[Directions] Gather every line of the entries that includes the word "Herren".

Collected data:
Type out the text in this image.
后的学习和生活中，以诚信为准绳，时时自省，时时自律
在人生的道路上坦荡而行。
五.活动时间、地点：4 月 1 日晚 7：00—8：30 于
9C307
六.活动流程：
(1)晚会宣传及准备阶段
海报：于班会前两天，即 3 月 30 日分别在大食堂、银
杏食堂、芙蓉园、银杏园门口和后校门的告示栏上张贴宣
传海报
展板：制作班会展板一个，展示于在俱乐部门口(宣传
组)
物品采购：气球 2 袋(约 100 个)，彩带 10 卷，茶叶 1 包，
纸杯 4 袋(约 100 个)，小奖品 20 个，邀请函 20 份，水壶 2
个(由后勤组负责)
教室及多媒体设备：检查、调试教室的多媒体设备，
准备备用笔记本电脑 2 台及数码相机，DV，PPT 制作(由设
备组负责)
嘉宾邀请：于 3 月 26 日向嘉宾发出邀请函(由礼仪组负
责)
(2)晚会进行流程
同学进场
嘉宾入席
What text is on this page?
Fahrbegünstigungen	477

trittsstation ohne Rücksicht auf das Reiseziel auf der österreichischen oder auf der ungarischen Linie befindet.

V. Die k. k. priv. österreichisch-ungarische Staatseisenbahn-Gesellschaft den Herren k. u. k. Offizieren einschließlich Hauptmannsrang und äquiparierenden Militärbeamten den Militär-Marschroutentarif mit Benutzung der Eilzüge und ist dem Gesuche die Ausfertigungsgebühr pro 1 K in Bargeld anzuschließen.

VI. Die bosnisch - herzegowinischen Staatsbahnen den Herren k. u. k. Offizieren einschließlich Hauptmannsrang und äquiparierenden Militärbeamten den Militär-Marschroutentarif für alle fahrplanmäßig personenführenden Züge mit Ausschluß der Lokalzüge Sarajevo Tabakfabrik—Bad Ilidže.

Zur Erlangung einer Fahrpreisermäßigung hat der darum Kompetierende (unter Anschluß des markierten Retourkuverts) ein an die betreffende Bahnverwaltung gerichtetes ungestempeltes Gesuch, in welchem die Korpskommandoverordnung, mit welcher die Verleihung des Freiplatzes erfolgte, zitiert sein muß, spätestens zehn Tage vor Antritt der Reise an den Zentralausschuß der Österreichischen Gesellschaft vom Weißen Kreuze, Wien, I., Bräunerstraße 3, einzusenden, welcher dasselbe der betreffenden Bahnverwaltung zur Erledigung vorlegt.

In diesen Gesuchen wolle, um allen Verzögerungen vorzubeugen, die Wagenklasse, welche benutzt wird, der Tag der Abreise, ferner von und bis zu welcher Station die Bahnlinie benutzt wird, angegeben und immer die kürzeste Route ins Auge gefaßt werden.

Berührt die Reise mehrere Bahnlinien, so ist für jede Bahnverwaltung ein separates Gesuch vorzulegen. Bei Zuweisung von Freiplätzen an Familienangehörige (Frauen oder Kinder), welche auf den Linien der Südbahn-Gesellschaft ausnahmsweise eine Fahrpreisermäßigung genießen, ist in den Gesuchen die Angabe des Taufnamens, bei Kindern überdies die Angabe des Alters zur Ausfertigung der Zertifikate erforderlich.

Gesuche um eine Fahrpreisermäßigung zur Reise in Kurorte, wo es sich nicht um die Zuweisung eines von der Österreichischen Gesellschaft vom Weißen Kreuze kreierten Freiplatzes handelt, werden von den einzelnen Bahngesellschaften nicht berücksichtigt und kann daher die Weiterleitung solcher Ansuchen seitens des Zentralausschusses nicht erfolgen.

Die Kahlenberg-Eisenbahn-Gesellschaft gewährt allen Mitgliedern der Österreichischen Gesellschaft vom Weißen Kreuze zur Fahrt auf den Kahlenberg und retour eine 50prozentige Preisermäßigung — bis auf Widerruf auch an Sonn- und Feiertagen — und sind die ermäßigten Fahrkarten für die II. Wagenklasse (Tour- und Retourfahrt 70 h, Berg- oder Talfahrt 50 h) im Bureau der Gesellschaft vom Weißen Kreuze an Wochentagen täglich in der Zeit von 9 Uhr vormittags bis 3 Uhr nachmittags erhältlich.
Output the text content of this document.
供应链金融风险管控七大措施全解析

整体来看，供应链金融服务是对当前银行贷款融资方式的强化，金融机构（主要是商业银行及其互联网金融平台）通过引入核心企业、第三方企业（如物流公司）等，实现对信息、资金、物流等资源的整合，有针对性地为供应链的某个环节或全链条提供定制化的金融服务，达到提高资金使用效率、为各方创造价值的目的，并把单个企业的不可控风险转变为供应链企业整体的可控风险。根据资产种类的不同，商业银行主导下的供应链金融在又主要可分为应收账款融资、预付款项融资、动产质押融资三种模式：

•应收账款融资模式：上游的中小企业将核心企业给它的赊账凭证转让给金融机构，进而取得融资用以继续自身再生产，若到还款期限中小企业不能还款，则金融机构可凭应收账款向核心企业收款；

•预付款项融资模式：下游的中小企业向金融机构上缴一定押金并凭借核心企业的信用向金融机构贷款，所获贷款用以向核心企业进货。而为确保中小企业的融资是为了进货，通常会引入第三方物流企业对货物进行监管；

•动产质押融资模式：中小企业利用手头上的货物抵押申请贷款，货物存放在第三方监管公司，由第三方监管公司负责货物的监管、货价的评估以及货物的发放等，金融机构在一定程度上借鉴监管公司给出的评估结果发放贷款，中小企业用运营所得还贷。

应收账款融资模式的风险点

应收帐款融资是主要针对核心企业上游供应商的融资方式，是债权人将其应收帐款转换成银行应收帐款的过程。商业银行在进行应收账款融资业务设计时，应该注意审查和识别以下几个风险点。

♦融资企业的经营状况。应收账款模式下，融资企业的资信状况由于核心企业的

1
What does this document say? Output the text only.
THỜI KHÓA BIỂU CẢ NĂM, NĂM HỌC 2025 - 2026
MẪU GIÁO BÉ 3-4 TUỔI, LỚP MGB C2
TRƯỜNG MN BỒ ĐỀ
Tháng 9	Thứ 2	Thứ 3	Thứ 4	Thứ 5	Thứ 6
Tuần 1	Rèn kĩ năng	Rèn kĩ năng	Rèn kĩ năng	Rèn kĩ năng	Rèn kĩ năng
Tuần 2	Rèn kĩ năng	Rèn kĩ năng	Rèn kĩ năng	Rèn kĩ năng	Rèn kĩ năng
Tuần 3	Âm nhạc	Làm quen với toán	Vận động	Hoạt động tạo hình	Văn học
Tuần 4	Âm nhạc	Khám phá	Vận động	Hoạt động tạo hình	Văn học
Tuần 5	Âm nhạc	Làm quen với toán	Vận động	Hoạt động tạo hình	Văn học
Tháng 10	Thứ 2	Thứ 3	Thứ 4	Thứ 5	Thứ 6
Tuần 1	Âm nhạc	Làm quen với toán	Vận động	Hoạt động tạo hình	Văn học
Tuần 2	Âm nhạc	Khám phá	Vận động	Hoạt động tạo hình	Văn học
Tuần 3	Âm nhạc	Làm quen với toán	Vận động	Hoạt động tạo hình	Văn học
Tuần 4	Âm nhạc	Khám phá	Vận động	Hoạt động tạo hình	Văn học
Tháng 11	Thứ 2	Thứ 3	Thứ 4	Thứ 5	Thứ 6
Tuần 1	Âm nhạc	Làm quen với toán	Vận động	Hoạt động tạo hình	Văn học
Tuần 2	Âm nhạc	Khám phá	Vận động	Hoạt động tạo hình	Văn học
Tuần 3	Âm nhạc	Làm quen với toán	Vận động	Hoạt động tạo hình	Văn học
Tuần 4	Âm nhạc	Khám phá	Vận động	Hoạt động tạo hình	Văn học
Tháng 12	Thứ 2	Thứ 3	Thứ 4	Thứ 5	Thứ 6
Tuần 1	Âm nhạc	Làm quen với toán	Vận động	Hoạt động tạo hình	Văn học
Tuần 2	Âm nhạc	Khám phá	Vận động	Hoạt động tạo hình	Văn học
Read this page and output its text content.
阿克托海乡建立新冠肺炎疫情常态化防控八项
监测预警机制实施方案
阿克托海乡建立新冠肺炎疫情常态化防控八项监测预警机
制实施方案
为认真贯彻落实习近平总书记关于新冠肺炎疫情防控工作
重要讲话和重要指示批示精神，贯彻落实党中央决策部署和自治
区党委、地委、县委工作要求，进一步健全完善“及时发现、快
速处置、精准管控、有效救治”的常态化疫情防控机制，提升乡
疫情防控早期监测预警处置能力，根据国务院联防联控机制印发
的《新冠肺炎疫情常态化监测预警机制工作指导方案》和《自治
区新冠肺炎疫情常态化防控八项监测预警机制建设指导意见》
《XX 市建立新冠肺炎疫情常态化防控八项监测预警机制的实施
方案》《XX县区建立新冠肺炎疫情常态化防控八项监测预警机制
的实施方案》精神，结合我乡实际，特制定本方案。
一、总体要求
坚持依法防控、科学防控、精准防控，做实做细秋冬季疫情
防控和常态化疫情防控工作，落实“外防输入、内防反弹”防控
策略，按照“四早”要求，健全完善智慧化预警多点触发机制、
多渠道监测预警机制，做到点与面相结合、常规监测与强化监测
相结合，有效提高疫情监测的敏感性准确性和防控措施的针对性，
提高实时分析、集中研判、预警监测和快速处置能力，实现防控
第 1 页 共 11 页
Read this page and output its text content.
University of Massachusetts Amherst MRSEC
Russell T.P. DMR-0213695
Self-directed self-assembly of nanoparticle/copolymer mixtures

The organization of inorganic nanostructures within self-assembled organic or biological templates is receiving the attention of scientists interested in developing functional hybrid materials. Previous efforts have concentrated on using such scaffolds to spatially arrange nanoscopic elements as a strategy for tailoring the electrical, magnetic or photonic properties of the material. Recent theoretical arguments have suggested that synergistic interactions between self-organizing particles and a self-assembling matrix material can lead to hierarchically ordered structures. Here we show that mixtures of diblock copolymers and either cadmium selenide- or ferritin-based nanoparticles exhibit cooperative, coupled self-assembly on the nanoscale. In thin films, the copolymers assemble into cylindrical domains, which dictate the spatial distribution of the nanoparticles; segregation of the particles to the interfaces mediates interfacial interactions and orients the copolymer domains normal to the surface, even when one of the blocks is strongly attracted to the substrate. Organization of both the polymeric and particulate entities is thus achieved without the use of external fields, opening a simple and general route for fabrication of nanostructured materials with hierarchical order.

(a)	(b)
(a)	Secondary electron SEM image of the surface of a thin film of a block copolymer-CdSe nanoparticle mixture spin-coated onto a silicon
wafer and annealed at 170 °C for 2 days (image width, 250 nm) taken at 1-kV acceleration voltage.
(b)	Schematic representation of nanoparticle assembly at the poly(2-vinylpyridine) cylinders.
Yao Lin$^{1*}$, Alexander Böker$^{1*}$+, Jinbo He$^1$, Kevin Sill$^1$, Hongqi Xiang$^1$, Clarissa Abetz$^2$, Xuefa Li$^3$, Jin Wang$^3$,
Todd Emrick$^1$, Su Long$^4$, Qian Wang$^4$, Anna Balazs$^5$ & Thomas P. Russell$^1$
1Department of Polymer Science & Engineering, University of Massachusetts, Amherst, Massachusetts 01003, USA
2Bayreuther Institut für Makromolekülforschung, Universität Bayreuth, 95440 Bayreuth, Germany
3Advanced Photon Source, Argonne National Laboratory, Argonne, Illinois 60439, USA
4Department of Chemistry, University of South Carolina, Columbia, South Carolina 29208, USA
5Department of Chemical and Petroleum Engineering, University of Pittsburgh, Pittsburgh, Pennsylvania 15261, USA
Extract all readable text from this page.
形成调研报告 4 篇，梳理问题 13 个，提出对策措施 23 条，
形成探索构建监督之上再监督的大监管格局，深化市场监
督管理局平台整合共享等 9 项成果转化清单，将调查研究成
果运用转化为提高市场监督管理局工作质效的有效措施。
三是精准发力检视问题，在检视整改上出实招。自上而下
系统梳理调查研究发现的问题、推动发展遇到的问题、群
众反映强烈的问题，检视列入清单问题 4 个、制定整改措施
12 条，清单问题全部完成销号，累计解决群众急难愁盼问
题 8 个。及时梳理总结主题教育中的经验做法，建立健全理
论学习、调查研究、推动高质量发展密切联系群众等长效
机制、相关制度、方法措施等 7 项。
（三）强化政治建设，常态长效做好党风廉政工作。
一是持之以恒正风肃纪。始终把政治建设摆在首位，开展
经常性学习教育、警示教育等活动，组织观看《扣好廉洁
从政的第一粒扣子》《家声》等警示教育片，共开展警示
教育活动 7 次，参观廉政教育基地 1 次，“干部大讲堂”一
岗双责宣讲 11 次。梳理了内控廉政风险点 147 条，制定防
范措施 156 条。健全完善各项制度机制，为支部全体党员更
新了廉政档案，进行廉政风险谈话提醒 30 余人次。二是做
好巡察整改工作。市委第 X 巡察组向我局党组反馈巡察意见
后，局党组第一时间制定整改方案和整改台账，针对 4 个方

[Correct answer]
V. Die k. k. priv. österreichisch-ungarische Staatseisenbahn-Gesellschaft den Herren k. u. k. Offizieren einschließlich Hauptmannsrang und äquiparierenden Militärbeamten den Militär-Marschroutentarif mit Benutzung der Eilzüge und ist dem Gesuche die Ausfertigungsgebühr pro 1 K in Bargeld anzuschließen.
VI. Die bosnisch - herzegowinischen Staatsbahnen den Herren k. u. k. Offizieren einschließlich Hauptmannsrang und äquiparierenden Militärbeamten den Militär-Marschroutentarif für alle fahrplanmäßig personenführenden Züge mit Ausschluß der Lokalzüge Sarajevo Tabakfabrik—Bad Ilidže.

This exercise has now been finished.